[Start of RECORD EXTRACTS]

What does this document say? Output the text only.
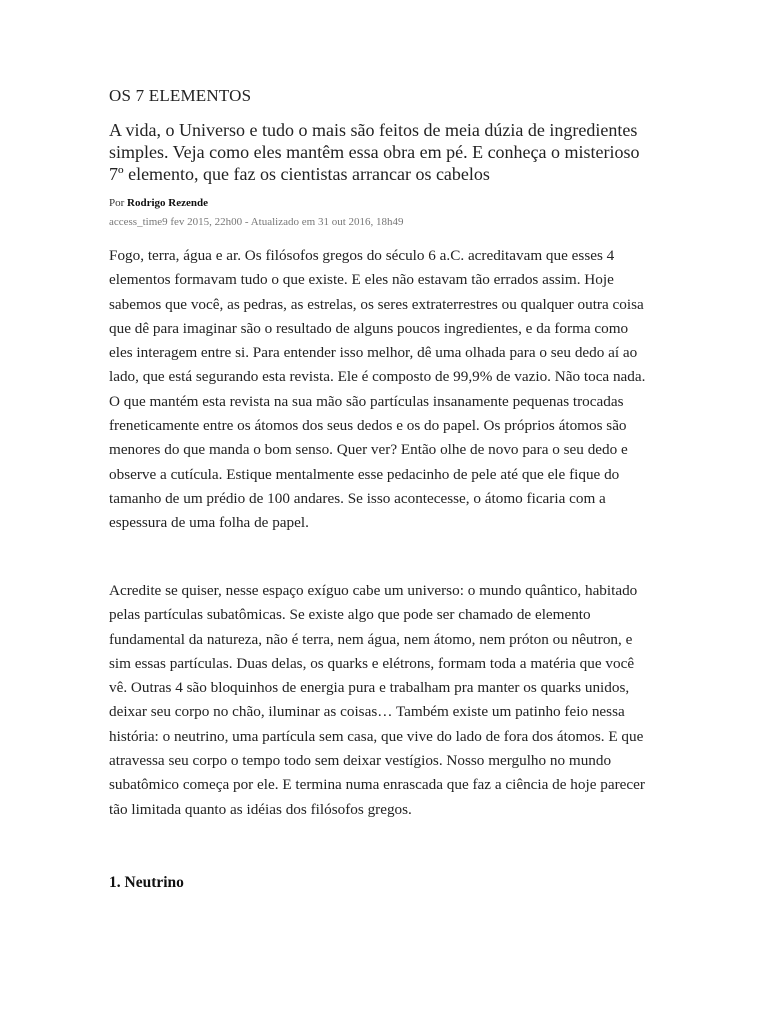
OS 7 ELEMENTOS
A vida, o Universo e tudo o mais são feitos de meia dúzia de ingredientes simples. Veja como eles mantêm essa obra em pé. E conheça o misterioso 7º elemento, que faz os cientistas arrancar os cabelos
Por Rodrigo Rezende
access_time9 fev 2015, 22h00 - Atualizado em 31 out 2016, 18h49

Fogo, terra, água e ar. Os filósofos gregos do século 6 a.C. acreditavam que esses 4 elementos formavam tudo o que existe. E eles não estavam tão errados assim. Hoje sabemos que você, as pedras, as estrelas, os seres extraterrestres ou qualquer outra coisa que dê para imaginar são o resultado de alguns poucos ingredientes, e da forma como eles interagem entre si. Para entender isso melhor, dê uma olhada para o seu dedo aí ao lado, que está segurando esta revista. Ele é composto de 99,9% de vazio. Não toca nada. O que mantém esta revista na sua mão são partículas insanamente pequenas trocadas freneticamente entre os átomos dos seus dedos e os do papel. Os próprios átomos são menores do que manda o bom senso. Quer ver? Então olhe de novo para o seu dedo e observe a cutícula. Estique mentalmente esse pedacinho de pele até que ele fique do tamanho de um prédio de 100 andares. Se isso acontecesse, o átomo ficaria com a espessura de uma folha de papel.

Acredite se quiser, nesse espaço exíguo cabe um universo: o mundo quântico, habitado pelas partículas subatômicas. Se existe algo que pode ser chamado de elemento fundamental da natureza, não é terra, nem água, nem átomo, nem próton ou nêutron, e sim essas partículas. Duas delas, os quarks e elétrons, formam toda a matéria que você vê. Outras 4 são bloquinhos de energia pura e trabalham pra manter os quarks unidos, deixar seu corpo no chão, iluminar as coisas… Também existe um patinho feio nessa história: o neutrino, uma partícula sem casa, que vive do lado de fora dos átomos. E que atravessa seu corpo o tempo todo sem deixar vestígios. Nosso mergulho no mundo subatômico começa por ele. E termina numa enrascada que faz a ciência de hoje parecer tão limitada quanto as idéias dos filósofos gregos.

1. Neutrino
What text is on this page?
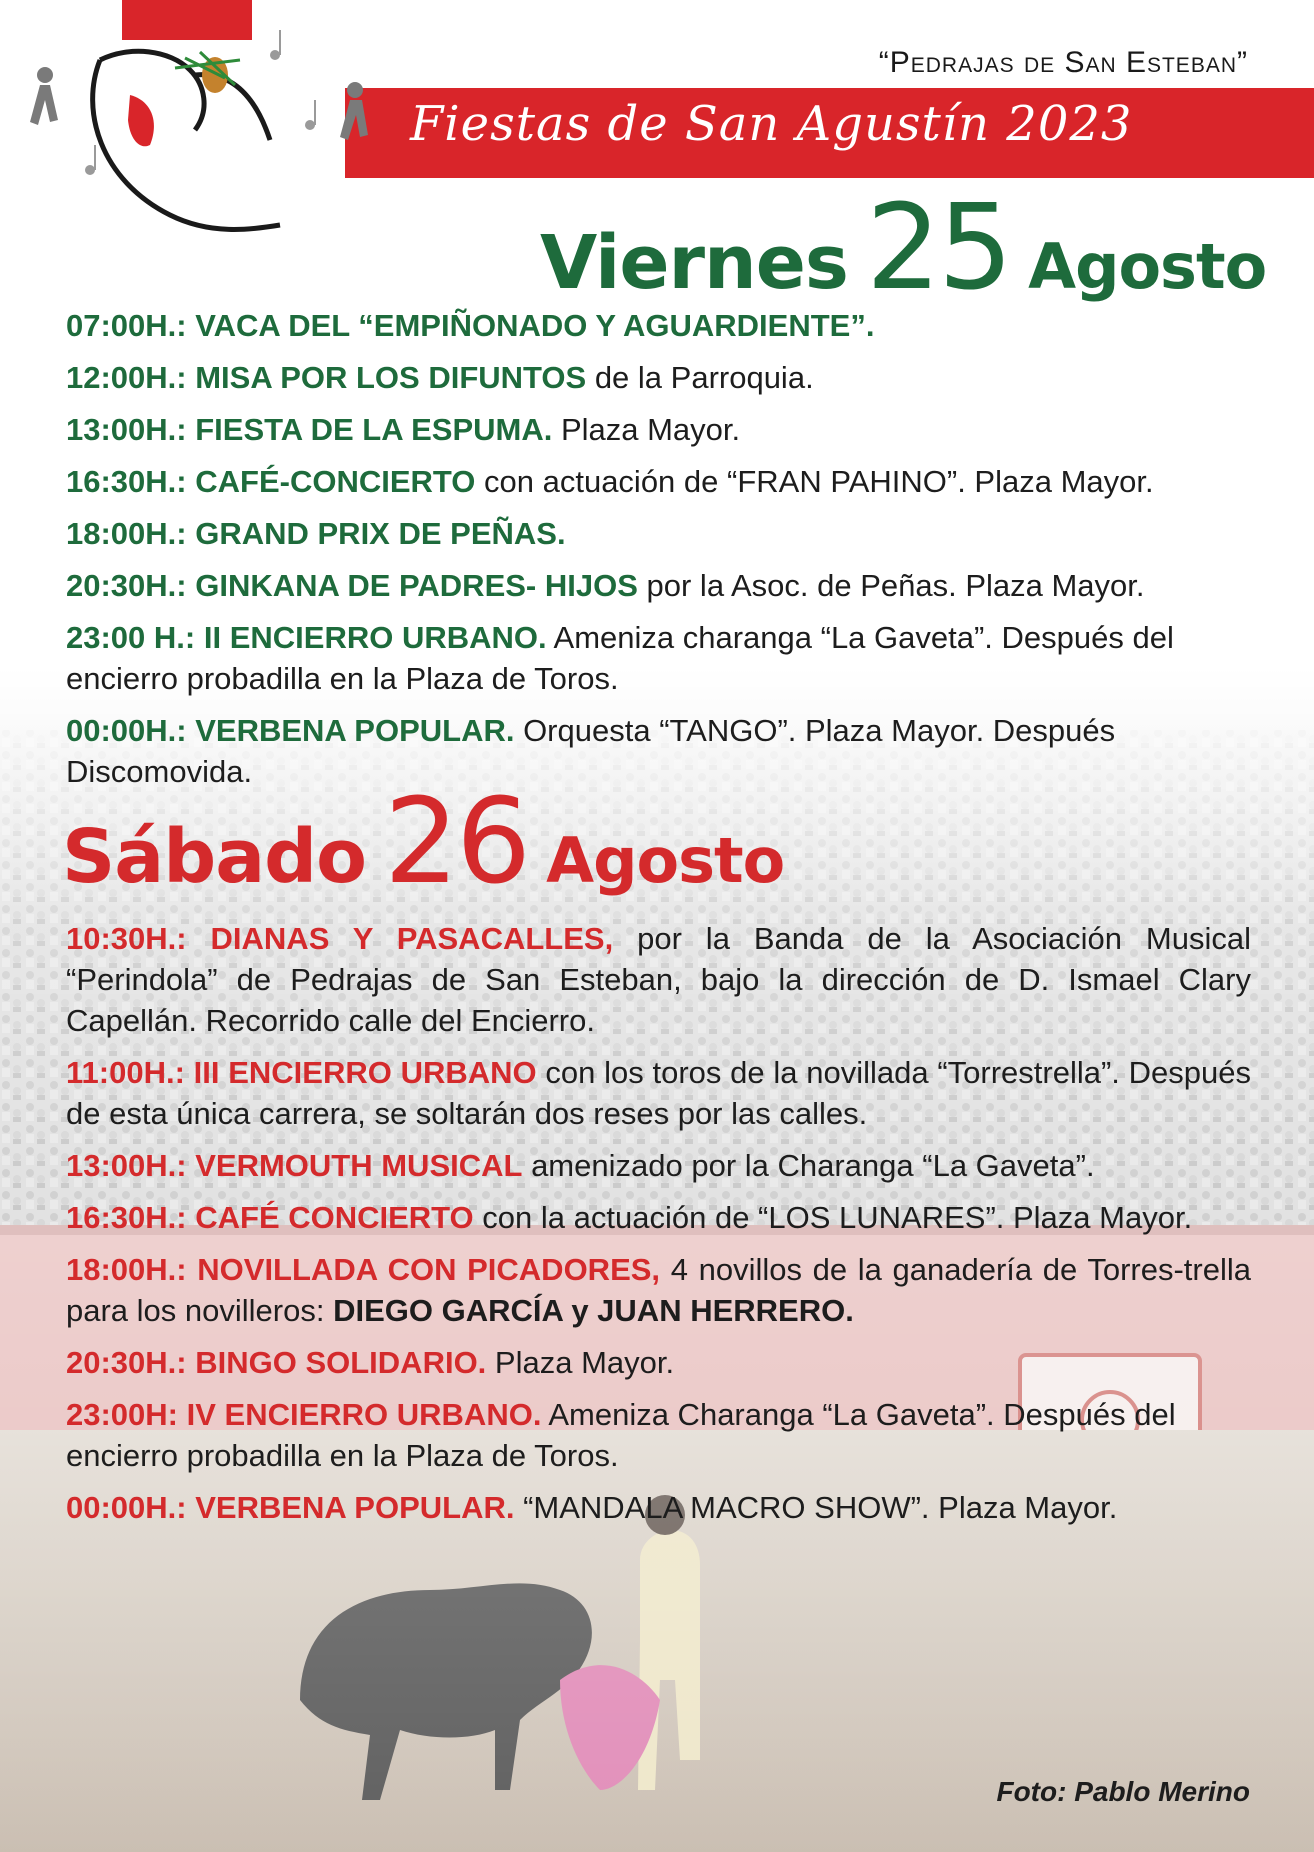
Fiestas de San Agustín 2023
“Pedrajas de San Esteban”
Viernes 25 Agosto
07:00H.: VACA DEL “EMPIÑONADO Y AGUARDIENTE”.
12:00H.: MISA POR LOS DIFUNTOS de la Parroquia.
13:00H.: FIESTA DE LA ESPUMA. Plaza Mayor.
16:30H.: CAFÉ-CONCIERTO con actuación de “FRAN PAHINO”. Plaza Mayor.
18:00H.: GRAND PRIX DE PEÑAS.
20:30H.: GINKANA DE PADRES- HIJOS por la Asoc. de Peñas. Plaza Mayor.
23:00 H.: II ENCIERRO URBANO. Ameniza charanga “La Gaveta”. Después del encierro probadilla en la Plaza de Toros.
00:00H.: VERBENA POPULAR. Orquesta “TANGO”. Plaza Mayor. Después Discomovida.
Sábado 26 Agosto
10:30H.: DIANAS Y PASACALLES, por la Banda de la Asociación Musical “Perindola” de Pedrajas de San Esteban, bajo la dirección de D. Ismael Clary Capellán. Recorrido calle del Encierro.
11:00H.: III ENCIERRO URBANO con los toros de la novillada “Torrestrella”. Después de esta única carrera, se soltarán dos reses por las calles.
13:00H.: VERMOUTH MUSICAL amenizado por la Charanga “La Gaveta”.
16:30H.: CAFÉ CONCIERTO con la actuación de “LOS LUNARES”. Plaza Mayor.
18:00H.: NOVILLADA CON PICADORES, 4 novillos de la ganadería de Torres-trella para los novilleros: DIEGO GARCÍA y JUAN HERRERO.
20:30H.: BINGO SOLIDARIO. Plaza Mayor.
23:00H: IV ENCIERRO URBANO. Ameniza Charanga “La Gaveta”. Después del encierro probadilla en la Plaza de Toros.
00:00H.: VERBENA POPULAR. “MANDALA MACRO SHOW”. Plaza Mayor.
Foto: Pablo Merino
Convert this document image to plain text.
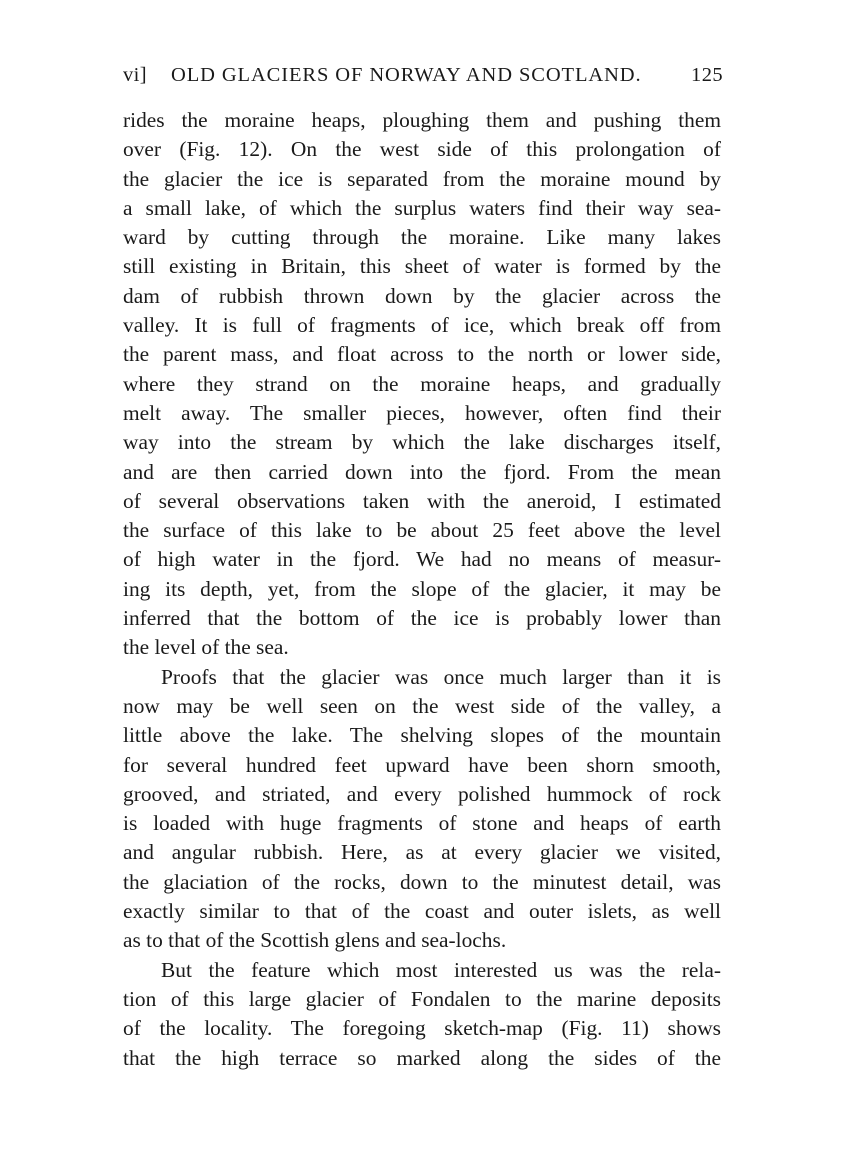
vi] OLD GLACIERS OF NORWAY AND SCOTLAND. 125
rides the moraine heaps, ploughing them and pushing them
over (Fig. 12). On the west side of this prolongation of
the glacier the ice is separated from the moraine mound by
a small lake, of which the surplus waters find their way sea-
ward by cutting through the moraine. Like many lakes
still existing in Britain, this sheet of water is formed by the
dam of rubbish thrown down by the glacier across the
valley. It is full of fragments of ice, which break off from
the parent mass, and float across to the north or lower side,
where they strand on the moraine heaps, and gradually
melt away. The smaller pieces, however, often find their
way into the stream by which the lake discharges itself,
and are then carried down into the fjord. From the mean
of several observations taken with the aneroid, I estimated
the surface of this lake to be about 25 feet above the level
of high water in the fjord. We had no means of measur-
ing its depth, yet, from the slope of the glacier, it may be
inferred that the bottom of the ice is probably lower than
the level of the sea.
Proofs that the glacier was once much larger than it is
now may be well seen on the west side of the valley, a
little above the lake. The shelving slopes of the mountain
for several hundred feet upward have been shorn smooth,
grooved, and striated, and every polished hummock of rock
is loaded with huge fragments of stone and heaps of earth
and angular rubbish. Here, as at every glacier we visited,
the glaciation of the rocks, down to the minutest detail, was
exactly similar to that of the coast and outer islets, as well
as to that of the Scottish glens and sea-lochs.
But the feature which most interested us was the rela-
tion of this large glacier of Fondalen to the marine deposits
of the locality. The foregoing sketch-map (Fig. 11) shows
that the high terrace so marked along the sides of the
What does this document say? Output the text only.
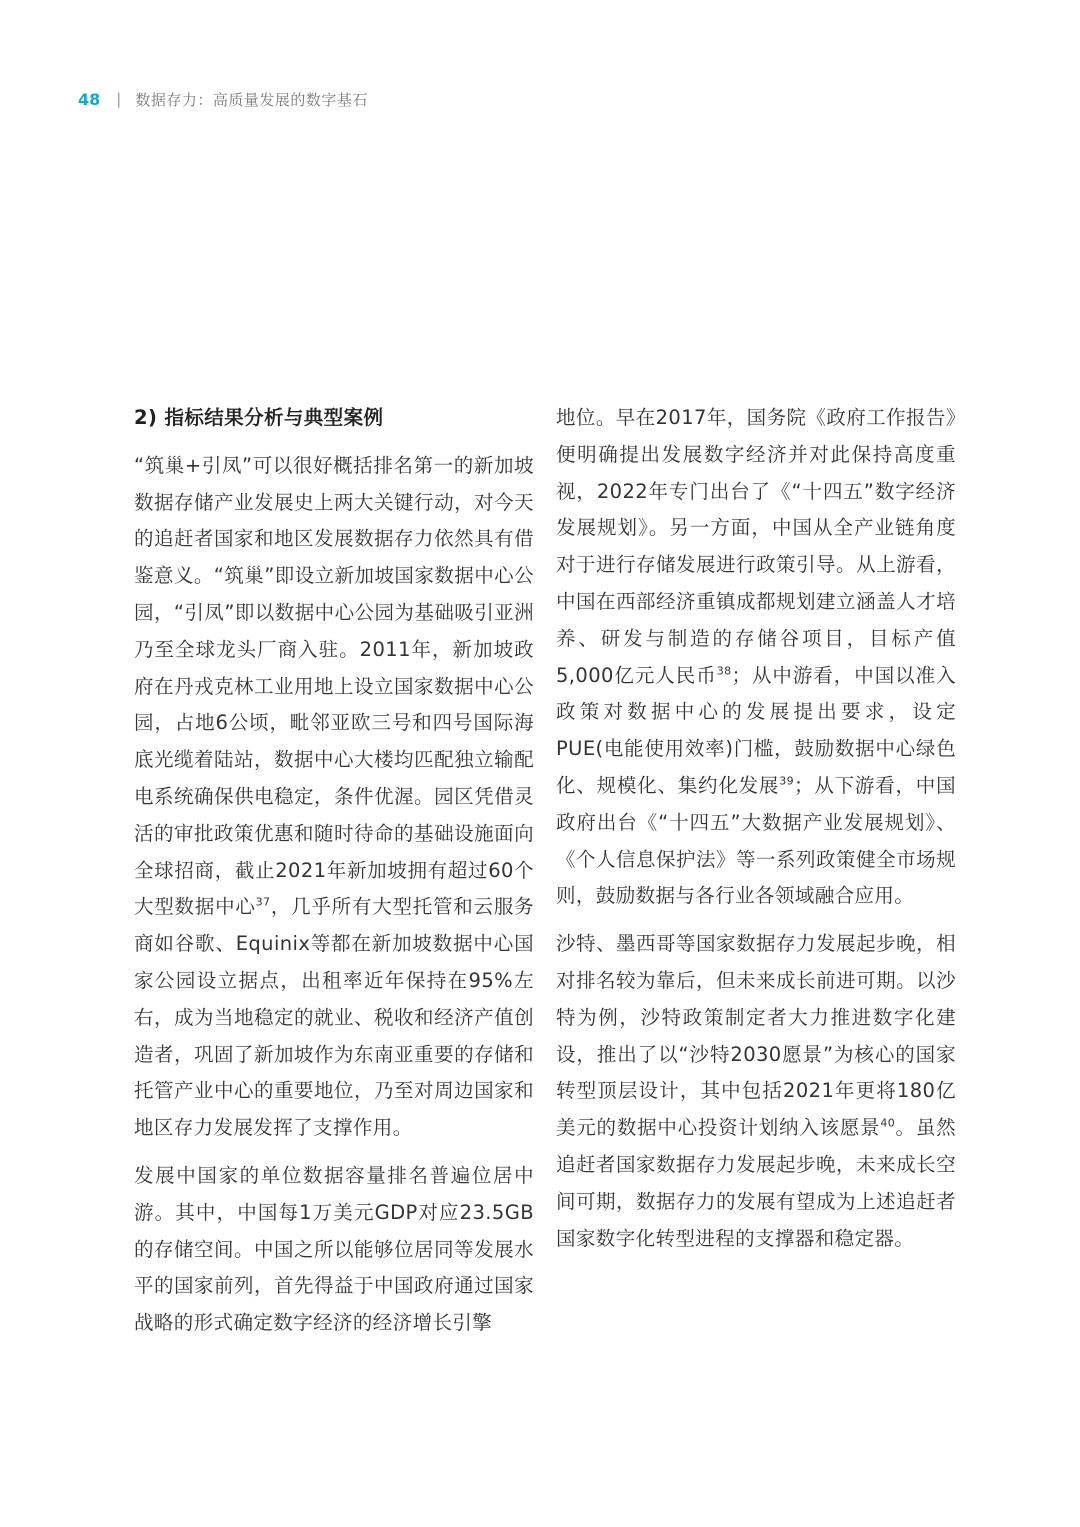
48 | 数据存力：高质量发展的数字基石

2) 指标结果分析与典型案例

“筑巢+引凤”可以很好概括排名第一的新加坡数据存储产业发展史上两大关键行动，对今天的追赶者国家和地区发展数据存力依然具有借鉴意义。“筑巢”即设立新加坡国家数据中心公园，“引凤”即以数据中心公园为基础吸引亚洲乃至全球龙头厂商入驻。2011年，新加坡政府在丹戎克林工业用地上设立国家数据中心公园，占地6公顷，毗邻亚欧三号和四号国际海底光缆着陆站，数据中心大楼均匹配独立输配电系统确保供电稳定，条件优渥。园区凭借灵活的审批政策优惠和随时待命的基础设施面向全球招商，截止2021年新加坡拥有超过60个大型数据中心$^{37}$，几乎所有大型托管和云服务商如谷歌、Equinix等都在新加坡数据中心国家公园设立据点，出租率近年保持在95%左右，成为当地稳定的就业、税收和经济产值创造者，巩固了新加坡作为东南亚重要的存储和托管产业中心的重要地位，乃至对周边国家和地区存力发展发挥了支撑作用。

发展中国家的单位数据容量排名普遍位居中游。其中，中国每1万美元GDP对应23.5GB的存储空间。中国之所以能够位居同等发展水平的国家前列，首先得益于中国政府通过国家战略的形式确定数字经济的经济增长引擎

地位。早在2017年，国务院《政府工作报告》便明确提出发展数字经济并对此保持高度重视，2022年专门出台了《“十四五”数字经济发展规划》。另一方面，中国从全产业链角度对于进行存储发展进行政策引导。从上游看，中国在西部经济重镇成都规划建立涵盖人才培养、研发与制造的存储谷项目，目标产值5,000亿元人民币$^{38}$；从中游看，中国以准入政策对数据中心的发展提出要求，设定PUE(电能使用效率)门槛，鼓励数据中心绿色化、规模化、集约化发展$^{39}$；从下游看，中国政府出台《“十四五”大数据产业发展规划》、《个人信息保护法》等一系列政策健全市场规则，鼓励数据与各行业各领域融合应用。

沙特、墨西哥等国家数据存力发展起步晚，相对排名较为靠后，但未来成长前进可期。以沙特为例，沙特政策制定者大力推进数字化建设，推出了以“沙特2030愿景”为核心的国家转型顶层设计，其中包括2021年更将180亿美元的数据中心投资计划纳入该愿景$^{40}$。虽然追赶者国家数据存力发展起步晚，未来成长空间可期，数据存力的发展有望成为上述追赶者国家数字化转型进程的支撑器和稳定器。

[End of RECORD EXTRACTS]

» **TASK TO CARRY OUT**
Search the entries for the string "valley" and collect each line that has it.

» **ANSWER IN FULL**
valley. It is full of fragments of ice, which break off from
now may be well seen on the west side of the valley, a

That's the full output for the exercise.